> Exercise
Write out the entries below once more, exactly.

> Material for the task
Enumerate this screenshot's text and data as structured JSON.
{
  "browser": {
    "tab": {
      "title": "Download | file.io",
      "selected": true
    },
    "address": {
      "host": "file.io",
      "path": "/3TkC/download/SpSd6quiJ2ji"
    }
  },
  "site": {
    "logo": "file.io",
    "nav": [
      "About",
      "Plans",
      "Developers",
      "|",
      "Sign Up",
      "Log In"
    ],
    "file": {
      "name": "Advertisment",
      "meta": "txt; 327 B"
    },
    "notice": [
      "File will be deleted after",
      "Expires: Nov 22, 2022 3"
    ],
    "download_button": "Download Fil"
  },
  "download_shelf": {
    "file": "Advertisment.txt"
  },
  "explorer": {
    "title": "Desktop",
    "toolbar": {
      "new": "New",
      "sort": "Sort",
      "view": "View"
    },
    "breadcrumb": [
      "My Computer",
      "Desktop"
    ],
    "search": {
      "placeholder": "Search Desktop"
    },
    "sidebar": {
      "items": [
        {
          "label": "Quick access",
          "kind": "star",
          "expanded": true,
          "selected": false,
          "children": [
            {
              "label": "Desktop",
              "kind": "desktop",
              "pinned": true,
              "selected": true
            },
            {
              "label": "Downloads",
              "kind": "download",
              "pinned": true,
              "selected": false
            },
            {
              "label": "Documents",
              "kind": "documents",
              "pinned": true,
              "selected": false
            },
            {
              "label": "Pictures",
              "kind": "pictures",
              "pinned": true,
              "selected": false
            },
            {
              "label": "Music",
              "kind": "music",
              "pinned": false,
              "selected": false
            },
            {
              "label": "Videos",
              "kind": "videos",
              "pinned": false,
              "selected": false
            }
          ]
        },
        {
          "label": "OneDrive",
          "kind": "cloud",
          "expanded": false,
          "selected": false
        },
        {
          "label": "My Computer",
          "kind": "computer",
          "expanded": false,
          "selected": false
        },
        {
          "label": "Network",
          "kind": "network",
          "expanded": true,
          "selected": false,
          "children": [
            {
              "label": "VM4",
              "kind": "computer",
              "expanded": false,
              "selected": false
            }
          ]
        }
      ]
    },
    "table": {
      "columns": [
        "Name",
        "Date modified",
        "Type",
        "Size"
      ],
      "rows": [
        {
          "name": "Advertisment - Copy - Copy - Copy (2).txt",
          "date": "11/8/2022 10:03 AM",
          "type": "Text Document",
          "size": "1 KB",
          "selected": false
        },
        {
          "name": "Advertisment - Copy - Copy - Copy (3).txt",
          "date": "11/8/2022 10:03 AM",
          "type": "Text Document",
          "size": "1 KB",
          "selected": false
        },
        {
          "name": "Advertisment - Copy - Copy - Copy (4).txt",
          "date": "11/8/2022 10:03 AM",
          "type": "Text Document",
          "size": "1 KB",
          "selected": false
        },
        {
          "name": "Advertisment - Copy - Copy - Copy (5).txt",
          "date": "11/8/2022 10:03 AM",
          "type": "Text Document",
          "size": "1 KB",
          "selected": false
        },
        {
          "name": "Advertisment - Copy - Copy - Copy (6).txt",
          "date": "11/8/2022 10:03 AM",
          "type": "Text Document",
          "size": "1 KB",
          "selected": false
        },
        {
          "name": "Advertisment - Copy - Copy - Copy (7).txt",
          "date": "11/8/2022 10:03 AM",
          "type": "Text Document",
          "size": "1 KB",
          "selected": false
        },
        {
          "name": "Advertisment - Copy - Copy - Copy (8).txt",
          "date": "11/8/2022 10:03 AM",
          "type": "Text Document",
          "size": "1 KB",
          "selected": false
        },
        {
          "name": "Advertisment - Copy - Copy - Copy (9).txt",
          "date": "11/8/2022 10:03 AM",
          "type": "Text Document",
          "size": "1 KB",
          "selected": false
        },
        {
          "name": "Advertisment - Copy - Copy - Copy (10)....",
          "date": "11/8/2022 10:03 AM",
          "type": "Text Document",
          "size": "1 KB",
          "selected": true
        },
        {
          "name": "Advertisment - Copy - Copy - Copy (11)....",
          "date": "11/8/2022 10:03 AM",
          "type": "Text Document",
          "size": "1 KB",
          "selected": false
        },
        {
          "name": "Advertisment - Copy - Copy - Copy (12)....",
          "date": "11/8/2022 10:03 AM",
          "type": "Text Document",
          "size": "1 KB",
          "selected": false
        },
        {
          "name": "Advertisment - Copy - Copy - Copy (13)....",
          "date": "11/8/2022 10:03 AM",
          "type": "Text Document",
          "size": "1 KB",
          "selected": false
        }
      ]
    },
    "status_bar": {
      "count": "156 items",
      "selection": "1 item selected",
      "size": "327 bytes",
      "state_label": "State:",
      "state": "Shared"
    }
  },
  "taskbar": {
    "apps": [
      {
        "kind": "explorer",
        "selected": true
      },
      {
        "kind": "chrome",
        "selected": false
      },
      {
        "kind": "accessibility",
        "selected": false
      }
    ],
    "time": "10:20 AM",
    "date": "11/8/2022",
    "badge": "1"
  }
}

> Solved problem
Enumerate this screenshot's text and data as structured JSON.
{
  "browser": {
    "tab": {
      "title": "Download | file.io",
      "selected": true
    },
    "address": {
      "host": "file.io",
      "path": "/3TkC/download/SpSd6quiJ2ji"
    }
  },
  "site": {
    "logo": "file.io",
    "nav": [
      "About",
      "Plans",
      "Developers",
      "|",
      "Sign Up",
      "Log In"
    ],
    "file": {
      "name": "Advertisment",
      "meta": "txt; 327 B"
    },
    "notice": [
      "File will be deleted after",
      "Expires: Nov 22, 2022 3"
    ],
    "download_button": "Download Fil"
  },
  "download_shelf": {
    "file": "Advertisment.txt"
  },
  "explorer": {
    "title": "Desktop",
    "toolbar": {
      "new": "New",
      "sort": "Sort",
      "view": "View"
    },
    "breadcrumb": [
      "My Computer",
      "Desktop"
    ],
    "search": {
      "placeholder": "Search Desktop"
    },
    "sidebar": {
      "items": [
        {
          "label": "Quick access",
          "kind": "star",
          "expanded": true,
          "selected": false,
          "children": [
            {
              "label": "Desktop",
              "kind": "desktop",
              "pinned": true,
              "selected": true
            },
            {
              "label": "Downloads",
              "kind": "download",
              "pinned": true,
              "selected": false
            },
            {
              "label": "Documents",
              "kind": "documents",
              "pinned": true,
              "selected": false
            },
            {
              "label": "Pictures",
              "kind": "pictures",
              "pinned": true,
              "selected": false
            },
            {
              "label": "Music",
              "kind": "music",
              "pinned": false,
              "selected": false
            },
            {
              "label": "Videos",
              "kind": "videos",
              "pinned": false,
              "selected": false
            }
          ]
        },
        {
          "label": "OneDrive",
          "kind": "cloud",
          "expanded": false,
          "selected": false
        },
        {
          "label": "My Computer",
          "kind": "computer",
          "expanded": false,
          "selected": false
        },
        {
          "label": "Network",
          "kind": "network",
          "expanded": true,
          "selected": false,
          "children": [
            {
              "label": "VM4",
              "kind": "computer",
              "expanded": false,
              "selected": false
            }
          ]
        }
      ]
    },
    "table": {
      "columns": [
        "Name",
        "Date modified",
        "Type",
        "Size"
      ],
      "rows": [
        {
          "name": "Advertisment - Copy - Copy - Copy (2).txt",
          "date": "11/8/2022 10:03 AM",
          "type": "Text Document",
          "size": "1 KB",
          "selected": false
        },
        {
          "name": "Advertisment - Copy - Copy - Copy (3).txt",
          "date": "11/8/2022 10:03 AM",
          "type": "Text Document",
          "size": "1 KB",
          "selected": false
        },
        {
          "name": "Advertisment - Copy - Copy - Copy (4).txt",
          "date": "11/8/2022 10:03 AM",
          "type": "Text Document",
          "size": "1 KB",
          "selected": false
        },
        {
          "name": "Advertisment - Copy - Copy - Copy (5).txt",
          "date": "11/8/2022 10:03 AM",
          "type": "Text Document",
          "size": "1 KB",
          "selected": false
        },
        {
          "name": "Advertisment - Copy - Copy - Copy (6).txt",
          "date": "11/8/2022 10:03 AM",
          "type": "Text Document",
          "size": "1 KB",
          "selected": false
        },
        {
          "name": "Advertisment - Copy - Copy - Copy (7).txt",
          "date": "11/8/2022 10:03 AM",
          "type": "Text Document",
          "size": "1 KB",
          "selected": false
        },
        {
          "name": "Advertisment - Copy - Copy - Copy (8).txt",
          "date": "11/8/2022 10:03 AM",
          "type": "Text Document",
          "size": "1 KB",
          "selected": false
        },
        {
          "name": "Advertisment - Copy - Copy - Copy (9).txt",
          "date": "11/8/2022 10:03 AM",
          "type": "Text Document",
          "size": "1 KB",
          "selected": false
        },
        {
          "name": "Advertisment - Copy - Copy - Copy (10)....",
          "date": "11/8/2022 10:03 AM",
          "type": "Text Document",
          "size": "1 KB",
          "selected": true
        },
        {
          "name": "Advertisment - Copy - Copy - Copy (11)....",
          "date": "11/8/2022 10:03 AM",
          "type": "Text Document",
          "size": "1 KB",
          "selected": false
        },
        {
          "name": "Advertisment - Copy - Copy - Copy (12)....",
          "date": "11/8/2022 10:03 AM",
          "type": "Text Document",
          "size": "1 KB",
          "selected": false
        },
        {
          "name": "Advertisment - Copy - Copy - Copy (13)....",
          "date": "11/8/2022 10:03 AM",
          "type": "Text Document",
          "size": "1 KB",
          "selected": false
        }
      ]
    },
    "status_bar": {
      "count": "156 items",
      "selection": "1 item selected",
      "size": "327 bytes",
      "state_label": "State:",
      "state": "Shared"
    }
  },
  "taskbar": {
    "apps": [
      {
        "kind": "explorer",
        "selected": true
      },
      {
        "kind": "chrome",
        "selected": false
      },
      {
        "kind": "accessibility",
        "selected": false
      }
    ],
    "time": "10:20 AM",
    "date": "11/8/2022",
    "badge": "1"
  }
}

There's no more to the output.